What is being asked:
For every line in the records that has the word "content", make a copy.

Start of Supplied records

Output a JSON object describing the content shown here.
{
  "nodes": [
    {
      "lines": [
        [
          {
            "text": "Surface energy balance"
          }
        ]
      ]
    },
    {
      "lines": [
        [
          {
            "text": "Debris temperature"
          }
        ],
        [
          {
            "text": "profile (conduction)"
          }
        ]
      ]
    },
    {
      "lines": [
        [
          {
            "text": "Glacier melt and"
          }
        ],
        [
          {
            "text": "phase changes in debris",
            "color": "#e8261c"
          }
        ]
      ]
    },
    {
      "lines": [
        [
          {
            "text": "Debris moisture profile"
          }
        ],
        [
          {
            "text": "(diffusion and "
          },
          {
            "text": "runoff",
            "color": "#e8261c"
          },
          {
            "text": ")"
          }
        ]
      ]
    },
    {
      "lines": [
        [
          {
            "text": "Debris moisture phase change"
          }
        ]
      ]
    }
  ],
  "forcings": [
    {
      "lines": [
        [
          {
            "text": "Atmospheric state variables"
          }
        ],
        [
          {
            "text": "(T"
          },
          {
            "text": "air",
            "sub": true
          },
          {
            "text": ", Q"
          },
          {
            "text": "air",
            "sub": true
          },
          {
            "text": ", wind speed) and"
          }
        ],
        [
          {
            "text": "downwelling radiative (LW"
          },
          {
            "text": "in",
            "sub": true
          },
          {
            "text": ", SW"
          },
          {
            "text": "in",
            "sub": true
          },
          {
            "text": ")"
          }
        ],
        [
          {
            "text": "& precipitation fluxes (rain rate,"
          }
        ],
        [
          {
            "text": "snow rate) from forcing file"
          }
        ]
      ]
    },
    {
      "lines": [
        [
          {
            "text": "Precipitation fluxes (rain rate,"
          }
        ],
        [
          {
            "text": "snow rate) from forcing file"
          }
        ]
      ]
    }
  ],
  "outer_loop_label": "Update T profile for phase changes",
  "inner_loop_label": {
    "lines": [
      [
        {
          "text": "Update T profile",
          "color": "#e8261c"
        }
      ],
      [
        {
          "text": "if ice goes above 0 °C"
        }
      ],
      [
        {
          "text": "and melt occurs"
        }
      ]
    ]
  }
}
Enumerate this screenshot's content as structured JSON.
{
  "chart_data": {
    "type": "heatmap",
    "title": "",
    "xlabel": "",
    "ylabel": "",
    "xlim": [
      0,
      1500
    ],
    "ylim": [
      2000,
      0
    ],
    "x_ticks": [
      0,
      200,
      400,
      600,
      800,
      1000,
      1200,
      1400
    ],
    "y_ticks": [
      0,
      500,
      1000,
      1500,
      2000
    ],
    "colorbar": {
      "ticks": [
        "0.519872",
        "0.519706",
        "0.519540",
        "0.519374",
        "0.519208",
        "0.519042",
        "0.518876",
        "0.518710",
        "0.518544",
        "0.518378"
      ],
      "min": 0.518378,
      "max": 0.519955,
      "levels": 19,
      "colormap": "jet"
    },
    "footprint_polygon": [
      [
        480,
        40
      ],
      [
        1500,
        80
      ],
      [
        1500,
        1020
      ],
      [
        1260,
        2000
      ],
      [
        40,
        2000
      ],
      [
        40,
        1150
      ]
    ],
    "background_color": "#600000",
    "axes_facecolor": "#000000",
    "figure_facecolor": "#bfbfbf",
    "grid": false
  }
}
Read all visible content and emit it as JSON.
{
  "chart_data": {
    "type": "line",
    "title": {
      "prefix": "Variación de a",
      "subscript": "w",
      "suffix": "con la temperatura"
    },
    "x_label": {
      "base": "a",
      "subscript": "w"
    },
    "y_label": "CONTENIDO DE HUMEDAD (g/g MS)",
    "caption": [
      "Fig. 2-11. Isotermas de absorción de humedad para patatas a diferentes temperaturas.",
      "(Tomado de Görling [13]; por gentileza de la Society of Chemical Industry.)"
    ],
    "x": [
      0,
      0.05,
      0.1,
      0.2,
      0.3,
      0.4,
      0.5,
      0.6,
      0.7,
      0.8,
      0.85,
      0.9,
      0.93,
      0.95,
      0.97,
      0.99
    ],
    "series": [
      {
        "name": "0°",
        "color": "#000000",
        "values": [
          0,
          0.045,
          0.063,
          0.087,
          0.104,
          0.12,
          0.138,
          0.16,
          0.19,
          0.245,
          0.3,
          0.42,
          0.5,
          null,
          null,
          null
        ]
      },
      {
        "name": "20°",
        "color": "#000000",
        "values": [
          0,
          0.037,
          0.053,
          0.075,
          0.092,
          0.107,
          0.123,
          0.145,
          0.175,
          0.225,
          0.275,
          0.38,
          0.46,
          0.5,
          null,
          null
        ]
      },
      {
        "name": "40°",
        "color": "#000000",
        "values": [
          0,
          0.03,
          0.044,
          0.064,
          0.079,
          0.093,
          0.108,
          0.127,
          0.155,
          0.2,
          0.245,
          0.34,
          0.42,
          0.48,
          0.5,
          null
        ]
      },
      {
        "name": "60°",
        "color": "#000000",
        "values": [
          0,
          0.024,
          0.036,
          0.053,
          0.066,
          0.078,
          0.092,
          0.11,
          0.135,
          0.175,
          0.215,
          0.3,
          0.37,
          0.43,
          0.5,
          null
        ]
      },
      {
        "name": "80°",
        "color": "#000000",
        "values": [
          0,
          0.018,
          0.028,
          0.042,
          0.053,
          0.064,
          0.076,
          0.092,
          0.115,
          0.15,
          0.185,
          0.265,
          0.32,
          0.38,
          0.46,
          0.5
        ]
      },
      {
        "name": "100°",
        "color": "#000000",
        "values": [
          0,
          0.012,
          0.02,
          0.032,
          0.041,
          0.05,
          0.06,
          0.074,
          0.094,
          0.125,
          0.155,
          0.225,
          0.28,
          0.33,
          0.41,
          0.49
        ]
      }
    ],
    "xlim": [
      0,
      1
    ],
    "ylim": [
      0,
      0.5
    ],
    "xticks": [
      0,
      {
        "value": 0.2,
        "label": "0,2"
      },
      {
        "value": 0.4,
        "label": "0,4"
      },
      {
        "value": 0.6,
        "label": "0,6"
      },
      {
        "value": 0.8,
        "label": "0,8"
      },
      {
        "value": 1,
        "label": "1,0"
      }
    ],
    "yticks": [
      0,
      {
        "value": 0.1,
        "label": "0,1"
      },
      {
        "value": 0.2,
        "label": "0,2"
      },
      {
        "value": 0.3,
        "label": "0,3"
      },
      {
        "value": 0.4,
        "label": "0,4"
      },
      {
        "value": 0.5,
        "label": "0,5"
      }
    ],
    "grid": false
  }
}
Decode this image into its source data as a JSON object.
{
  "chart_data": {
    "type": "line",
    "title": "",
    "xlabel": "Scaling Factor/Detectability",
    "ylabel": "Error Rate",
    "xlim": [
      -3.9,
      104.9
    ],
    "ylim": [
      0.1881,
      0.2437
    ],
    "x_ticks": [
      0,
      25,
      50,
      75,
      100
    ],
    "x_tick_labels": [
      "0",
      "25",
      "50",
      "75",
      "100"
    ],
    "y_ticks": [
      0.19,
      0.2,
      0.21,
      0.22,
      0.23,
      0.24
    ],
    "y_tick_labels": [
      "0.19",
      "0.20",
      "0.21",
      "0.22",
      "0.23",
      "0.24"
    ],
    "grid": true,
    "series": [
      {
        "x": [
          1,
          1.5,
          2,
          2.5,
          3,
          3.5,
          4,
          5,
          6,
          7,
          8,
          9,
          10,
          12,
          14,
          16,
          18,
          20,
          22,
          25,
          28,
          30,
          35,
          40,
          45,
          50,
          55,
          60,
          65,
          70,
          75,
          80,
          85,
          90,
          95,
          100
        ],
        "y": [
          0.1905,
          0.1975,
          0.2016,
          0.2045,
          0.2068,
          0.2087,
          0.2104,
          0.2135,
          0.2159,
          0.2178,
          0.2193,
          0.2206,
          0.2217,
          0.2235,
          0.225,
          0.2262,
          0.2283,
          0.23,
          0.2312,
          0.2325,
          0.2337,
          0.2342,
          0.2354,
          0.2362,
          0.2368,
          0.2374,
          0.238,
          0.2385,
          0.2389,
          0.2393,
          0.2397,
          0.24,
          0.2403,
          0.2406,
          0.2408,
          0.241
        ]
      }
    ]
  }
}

End of Supplied records

Solution below:
Output a JSON object describing the content shown here.
Enumerate this screenshot's content as structured JSON.
Read all visible content and emit it as JSON.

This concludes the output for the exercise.